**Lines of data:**
········

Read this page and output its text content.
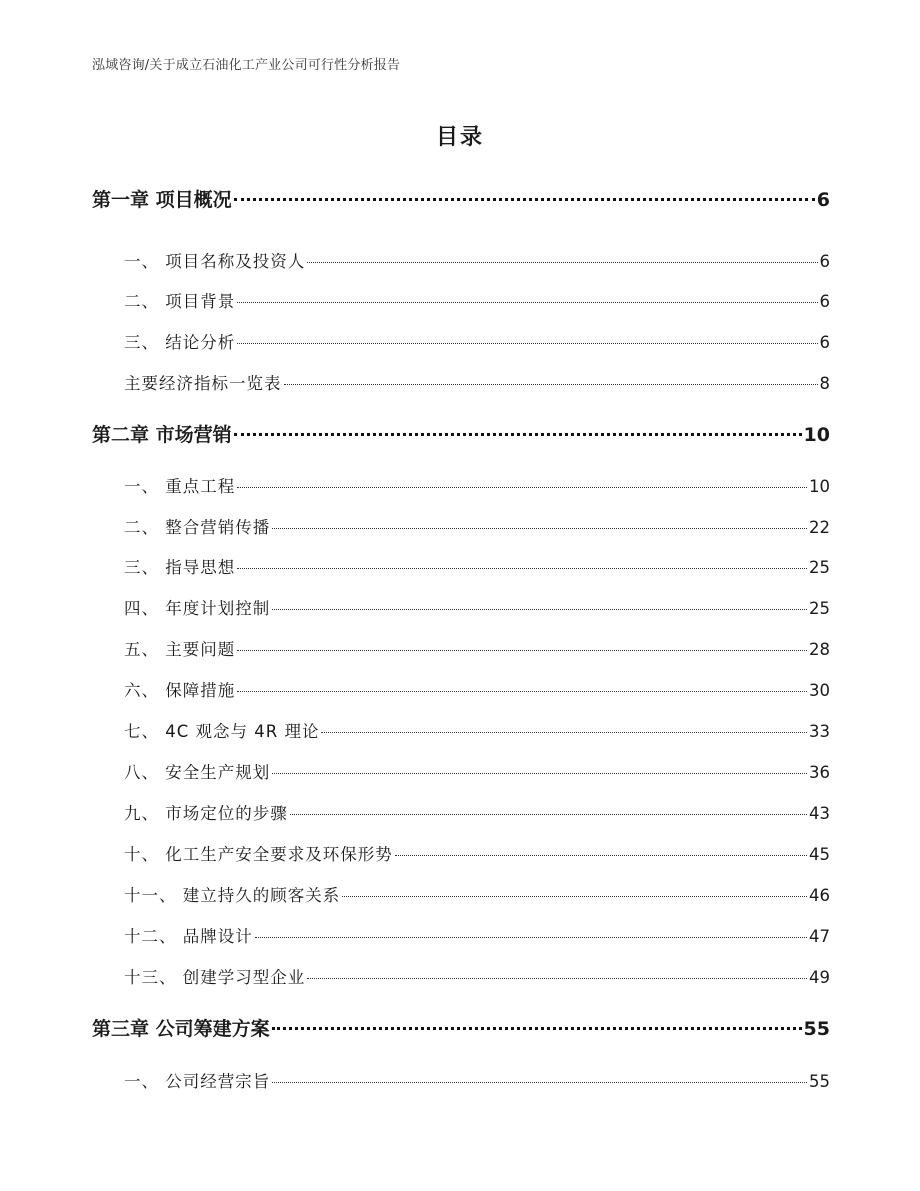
泓域咨询/关于成立石油化工产业公司可行性分析报告
目录
第一章 项目概况	6
一、 项目名称及投资人	6
二、 项目背景	6
三、 结论分析	6
主要经济指标一览表	8
第二章 市场营销	10
一、 重点工程	10
二、 整合营销传播	22
三、 指导思想	25
四、 年度计划控制	25
五、 主要问题	28
六、 保障措施	30
七、 4C 观念与 4R 理论	33
八、 安全生产规划	36
九、 市场定位的步骤	43
十、 化工生产安全要求及环保形势	45
十一、 建立持久的顾客关系	46
十二、 品牌设计	47
十三、 创建学习型企业	49
第三章 公司筹建方案	55
一、 公司经营宗旨	55
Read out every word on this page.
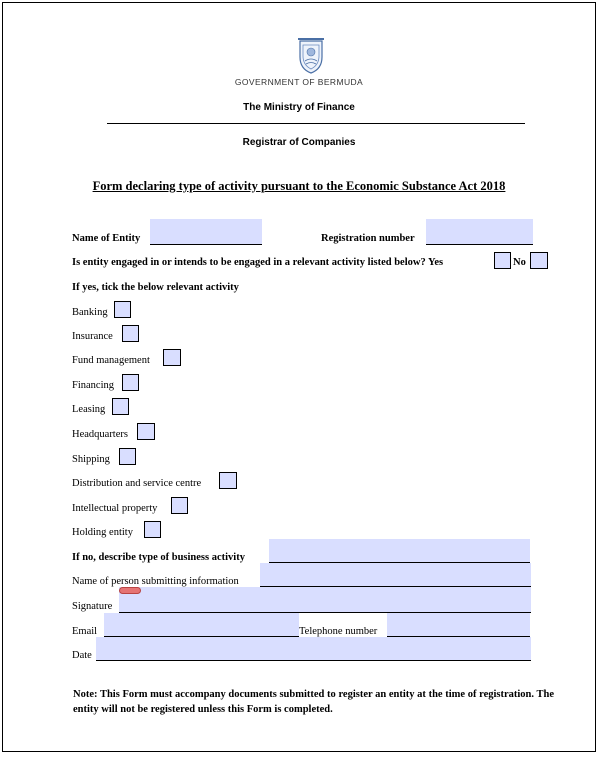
GOVERNMENT OF BERMUDA
The Ministry of Finance
Registrar of Companies
Form declaring type of activity pursuant to the Economic Substance Act 2018
Name of Entity	Registration number
Is entity engaged in or intends to be engaged in a relevant activity listed below? Yes	No
If yes, tick the below relevant activity
Banking
Insurance
Fund management
Financing
Leasing
Headquarters
Shipping
Distribution and service centre
Intellectual property
Holding entity
If no, describe type of business activity
Name of person submitting information
Signature
Email	Telephone number
Date
Note: This Form must accompany documents submitted to register an entity at the time of registration. The entity will not be registered unless this Form is completed.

········

**Required work:**
Pictures are to be left out; all else in the entries above is to be quoted exactly.

**Solution for this exercise:**
Read this page and output its text content.
泓域咨询/关于成立石油化工产业公司可行性分析报告
目录
第一章 项目概况	6
一、 项目名称及投资人	6
二、 项目背景	6
三、 结论分析	6
主要经济指标一览表	8
第二章 市场营销	10
一、 重点工程	10
二、 整合营销传播	22
三、 指导思想	25
四、 年度计划控制	25
五、 主要问题	28
六、 保障措施	30
七、 4C 观念与 4R 理论	33
八、 安全生产规划	36
九、 市场定位的步骤	43
十、 化工生产安全要求及环保形势	45
十一、 建立持久的顾客关系	46
十二、 品牌设计	47
十三、 创建学习型企业	49
第三章 公司筹建方案	55
一、 公司经营宗旨	55
Read out every word on this page.
GOVERNMENT OF BERMUDA
The Ministry of Finance
Registrar of Companies
Form declaring type of activity pursuant to the Economic Substance Act 2018
Name of Entity	Registration number
Is entity engaged in or intends to be engaged in a relevant activity listed below? Yes	No
If yes, tick the below relevant activity
Banking
Insurance
Fund management
Financing
Leasing
Headquarters
Shipping
Distribution and service centre
Intellectual property
Holding entity
If no, describe type of business activity
Name of person submitting information
Signature
Email	Telephone number
Date
Note: This Form must accompany documents submitted to register an entity at the time of registration. The entity will not be registered unless this Form is completed.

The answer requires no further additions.